§ **YOUR OBJECTIVE**:
Whenever a line below holds the word "торфа", copy that line.

(Dataset rows)
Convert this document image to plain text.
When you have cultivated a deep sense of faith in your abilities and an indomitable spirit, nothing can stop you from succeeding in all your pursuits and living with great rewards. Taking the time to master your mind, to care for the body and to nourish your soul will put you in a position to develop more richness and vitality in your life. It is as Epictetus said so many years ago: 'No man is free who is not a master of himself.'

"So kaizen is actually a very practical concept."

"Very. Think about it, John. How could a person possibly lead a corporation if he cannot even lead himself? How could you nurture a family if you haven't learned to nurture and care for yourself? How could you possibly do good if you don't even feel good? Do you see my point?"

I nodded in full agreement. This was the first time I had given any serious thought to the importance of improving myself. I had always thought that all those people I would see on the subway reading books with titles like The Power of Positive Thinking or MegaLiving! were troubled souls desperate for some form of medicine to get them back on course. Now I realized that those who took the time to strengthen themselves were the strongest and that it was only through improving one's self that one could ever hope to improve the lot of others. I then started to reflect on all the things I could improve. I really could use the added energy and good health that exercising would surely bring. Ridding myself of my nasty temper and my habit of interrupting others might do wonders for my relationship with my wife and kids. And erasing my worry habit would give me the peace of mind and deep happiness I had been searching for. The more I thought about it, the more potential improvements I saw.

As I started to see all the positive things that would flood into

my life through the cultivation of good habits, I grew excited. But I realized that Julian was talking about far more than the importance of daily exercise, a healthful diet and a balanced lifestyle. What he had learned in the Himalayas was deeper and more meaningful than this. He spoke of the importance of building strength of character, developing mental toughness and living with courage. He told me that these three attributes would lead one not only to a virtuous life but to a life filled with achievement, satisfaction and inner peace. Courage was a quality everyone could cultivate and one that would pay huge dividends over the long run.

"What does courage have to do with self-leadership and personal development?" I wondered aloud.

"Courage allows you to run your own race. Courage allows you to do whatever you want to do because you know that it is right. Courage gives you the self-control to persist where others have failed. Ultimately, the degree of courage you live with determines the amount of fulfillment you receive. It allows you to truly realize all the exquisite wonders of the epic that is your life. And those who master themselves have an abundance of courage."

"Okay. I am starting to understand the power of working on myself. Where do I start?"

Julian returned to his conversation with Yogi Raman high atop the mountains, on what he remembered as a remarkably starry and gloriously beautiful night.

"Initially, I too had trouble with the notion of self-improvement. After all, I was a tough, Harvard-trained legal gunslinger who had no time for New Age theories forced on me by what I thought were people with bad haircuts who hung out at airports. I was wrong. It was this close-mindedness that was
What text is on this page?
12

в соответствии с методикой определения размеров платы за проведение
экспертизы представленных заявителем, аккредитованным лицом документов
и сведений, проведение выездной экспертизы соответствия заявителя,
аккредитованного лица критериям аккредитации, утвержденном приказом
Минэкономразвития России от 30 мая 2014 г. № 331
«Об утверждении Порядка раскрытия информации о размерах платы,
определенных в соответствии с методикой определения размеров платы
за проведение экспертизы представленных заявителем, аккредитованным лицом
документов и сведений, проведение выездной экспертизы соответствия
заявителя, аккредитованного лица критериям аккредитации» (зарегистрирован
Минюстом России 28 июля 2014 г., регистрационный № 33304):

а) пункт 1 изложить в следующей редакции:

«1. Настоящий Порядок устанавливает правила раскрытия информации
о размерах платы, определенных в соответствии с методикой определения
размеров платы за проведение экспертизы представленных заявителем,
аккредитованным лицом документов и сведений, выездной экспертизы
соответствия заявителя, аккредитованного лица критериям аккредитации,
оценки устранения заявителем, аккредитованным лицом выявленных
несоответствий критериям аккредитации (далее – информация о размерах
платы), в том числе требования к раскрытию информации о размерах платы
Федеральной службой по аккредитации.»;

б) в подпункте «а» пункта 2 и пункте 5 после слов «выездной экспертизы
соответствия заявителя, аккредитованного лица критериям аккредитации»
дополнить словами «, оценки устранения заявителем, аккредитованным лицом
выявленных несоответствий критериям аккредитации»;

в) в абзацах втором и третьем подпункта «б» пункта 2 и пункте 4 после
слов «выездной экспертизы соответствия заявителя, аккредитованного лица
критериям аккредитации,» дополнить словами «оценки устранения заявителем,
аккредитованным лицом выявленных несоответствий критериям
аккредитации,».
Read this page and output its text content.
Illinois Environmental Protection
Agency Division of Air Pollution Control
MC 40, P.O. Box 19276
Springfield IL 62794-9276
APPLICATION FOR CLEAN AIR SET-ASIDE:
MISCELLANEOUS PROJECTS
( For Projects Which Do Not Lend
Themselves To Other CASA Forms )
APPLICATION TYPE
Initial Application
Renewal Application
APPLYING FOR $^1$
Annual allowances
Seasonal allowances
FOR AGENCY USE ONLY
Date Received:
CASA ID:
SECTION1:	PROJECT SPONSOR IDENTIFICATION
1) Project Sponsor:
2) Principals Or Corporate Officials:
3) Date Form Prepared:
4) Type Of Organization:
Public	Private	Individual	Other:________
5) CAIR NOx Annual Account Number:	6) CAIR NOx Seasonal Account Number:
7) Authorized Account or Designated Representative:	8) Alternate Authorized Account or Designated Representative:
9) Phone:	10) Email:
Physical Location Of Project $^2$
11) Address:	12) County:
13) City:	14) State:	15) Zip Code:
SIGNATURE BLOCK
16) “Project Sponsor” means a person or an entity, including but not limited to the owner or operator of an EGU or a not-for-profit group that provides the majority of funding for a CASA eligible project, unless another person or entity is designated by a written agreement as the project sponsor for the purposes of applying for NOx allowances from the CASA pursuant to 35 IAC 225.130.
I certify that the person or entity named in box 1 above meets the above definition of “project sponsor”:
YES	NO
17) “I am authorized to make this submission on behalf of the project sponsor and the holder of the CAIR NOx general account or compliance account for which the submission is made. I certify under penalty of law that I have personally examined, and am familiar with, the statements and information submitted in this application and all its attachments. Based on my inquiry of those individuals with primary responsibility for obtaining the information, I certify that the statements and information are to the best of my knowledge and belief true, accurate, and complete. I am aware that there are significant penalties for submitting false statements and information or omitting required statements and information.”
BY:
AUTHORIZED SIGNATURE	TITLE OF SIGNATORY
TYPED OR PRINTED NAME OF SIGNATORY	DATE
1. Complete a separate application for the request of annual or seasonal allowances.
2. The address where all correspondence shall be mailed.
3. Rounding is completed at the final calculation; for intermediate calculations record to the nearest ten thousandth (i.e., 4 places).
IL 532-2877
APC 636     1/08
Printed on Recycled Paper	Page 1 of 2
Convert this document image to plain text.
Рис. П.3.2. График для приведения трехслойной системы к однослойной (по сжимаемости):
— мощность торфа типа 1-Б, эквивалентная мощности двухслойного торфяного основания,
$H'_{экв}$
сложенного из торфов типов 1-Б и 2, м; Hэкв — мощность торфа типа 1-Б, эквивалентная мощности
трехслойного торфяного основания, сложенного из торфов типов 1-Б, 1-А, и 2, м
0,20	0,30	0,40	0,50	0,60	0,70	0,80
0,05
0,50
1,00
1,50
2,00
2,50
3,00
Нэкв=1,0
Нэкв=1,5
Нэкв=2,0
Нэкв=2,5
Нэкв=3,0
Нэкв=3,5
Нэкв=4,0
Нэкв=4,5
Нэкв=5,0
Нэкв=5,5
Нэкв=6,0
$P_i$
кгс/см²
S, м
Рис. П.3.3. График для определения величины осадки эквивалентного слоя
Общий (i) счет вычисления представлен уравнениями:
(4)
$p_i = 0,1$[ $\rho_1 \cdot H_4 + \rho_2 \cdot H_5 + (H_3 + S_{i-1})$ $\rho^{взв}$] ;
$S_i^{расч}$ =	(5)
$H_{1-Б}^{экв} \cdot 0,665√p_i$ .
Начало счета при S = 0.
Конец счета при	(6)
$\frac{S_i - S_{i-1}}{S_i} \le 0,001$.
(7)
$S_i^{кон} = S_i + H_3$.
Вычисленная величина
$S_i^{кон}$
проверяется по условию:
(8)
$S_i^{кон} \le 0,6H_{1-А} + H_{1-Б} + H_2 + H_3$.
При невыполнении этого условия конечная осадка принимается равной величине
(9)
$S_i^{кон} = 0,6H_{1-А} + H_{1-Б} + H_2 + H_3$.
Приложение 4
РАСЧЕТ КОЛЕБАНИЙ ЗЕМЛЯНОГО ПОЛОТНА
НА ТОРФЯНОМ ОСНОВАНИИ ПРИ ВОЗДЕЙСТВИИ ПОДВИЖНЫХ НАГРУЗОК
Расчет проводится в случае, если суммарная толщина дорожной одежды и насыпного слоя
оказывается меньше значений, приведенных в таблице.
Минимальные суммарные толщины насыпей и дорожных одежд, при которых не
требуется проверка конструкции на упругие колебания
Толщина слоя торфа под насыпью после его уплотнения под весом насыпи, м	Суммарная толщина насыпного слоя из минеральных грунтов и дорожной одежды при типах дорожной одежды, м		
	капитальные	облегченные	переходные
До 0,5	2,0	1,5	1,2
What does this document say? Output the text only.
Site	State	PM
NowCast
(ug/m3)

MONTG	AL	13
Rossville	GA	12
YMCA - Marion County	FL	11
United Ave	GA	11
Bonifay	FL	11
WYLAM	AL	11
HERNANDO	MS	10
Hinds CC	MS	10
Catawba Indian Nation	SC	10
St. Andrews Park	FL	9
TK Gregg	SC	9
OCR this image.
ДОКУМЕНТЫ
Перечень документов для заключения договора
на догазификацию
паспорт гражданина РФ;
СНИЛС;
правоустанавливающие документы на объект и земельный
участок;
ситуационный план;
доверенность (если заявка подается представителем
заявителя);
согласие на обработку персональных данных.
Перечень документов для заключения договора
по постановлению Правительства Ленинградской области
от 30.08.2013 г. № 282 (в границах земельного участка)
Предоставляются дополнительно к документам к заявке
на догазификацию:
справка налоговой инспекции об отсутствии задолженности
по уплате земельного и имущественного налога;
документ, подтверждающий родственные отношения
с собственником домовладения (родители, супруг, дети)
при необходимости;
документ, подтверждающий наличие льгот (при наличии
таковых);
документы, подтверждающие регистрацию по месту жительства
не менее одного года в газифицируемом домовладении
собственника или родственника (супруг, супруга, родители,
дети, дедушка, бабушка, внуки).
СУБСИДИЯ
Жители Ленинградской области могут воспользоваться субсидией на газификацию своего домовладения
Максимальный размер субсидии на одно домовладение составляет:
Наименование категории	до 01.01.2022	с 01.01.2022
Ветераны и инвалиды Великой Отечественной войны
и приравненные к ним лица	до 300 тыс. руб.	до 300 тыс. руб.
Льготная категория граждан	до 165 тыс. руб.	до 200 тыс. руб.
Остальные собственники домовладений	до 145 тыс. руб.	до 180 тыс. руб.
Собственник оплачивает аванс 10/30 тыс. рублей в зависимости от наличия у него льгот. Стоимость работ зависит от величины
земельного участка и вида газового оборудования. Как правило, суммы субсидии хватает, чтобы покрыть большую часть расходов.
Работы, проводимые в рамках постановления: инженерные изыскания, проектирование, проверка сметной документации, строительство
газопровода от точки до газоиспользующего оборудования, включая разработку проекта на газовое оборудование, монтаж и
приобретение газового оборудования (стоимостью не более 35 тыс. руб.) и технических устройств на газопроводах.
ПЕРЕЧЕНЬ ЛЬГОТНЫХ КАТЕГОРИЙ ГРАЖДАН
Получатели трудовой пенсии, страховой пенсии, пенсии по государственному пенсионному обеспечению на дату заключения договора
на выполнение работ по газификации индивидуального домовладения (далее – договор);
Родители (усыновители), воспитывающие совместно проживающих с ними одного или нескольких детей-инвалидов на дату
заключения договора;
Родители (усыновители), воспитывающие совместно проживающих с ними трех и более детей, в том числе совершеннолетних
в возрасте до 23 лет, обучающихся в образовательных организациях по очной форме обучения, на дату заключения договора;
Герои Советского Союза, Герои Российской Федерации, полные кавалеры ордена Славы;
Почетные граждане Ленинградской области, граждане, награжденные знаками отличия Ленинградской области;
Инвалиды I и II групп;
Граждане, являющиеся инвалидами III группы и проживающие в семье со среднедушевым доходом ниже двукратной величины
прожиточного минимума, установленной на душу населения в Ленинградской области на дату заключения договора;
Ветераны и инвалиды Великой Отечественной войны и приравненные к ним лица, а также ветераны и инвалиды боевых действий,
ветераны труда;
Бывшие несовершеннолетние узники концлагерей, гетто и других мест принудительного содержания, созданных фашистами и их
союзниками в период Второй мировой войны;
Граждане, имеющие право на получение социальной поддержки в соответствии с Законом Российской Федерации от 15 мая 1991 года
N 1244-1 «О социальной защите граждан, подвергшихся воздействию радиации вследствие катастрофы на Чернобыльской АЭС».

§ **EXERCISE OUTPUT**:
— мощность торфа типа 1-Б, эквивалентная мощности двухслойного торфяного основания,
сложенного из торфов типов 1-Б и 2, м; Hэкв — мощность торфа типа 1-Б, эквивалентная мощности
Толщина слоя торфа под насыпью после его уплотнения под весом насыпи, м	Суммарная толщина насыпного слоя из минеральных грунтов и дорожной одежды при типах дорожной одежды, м		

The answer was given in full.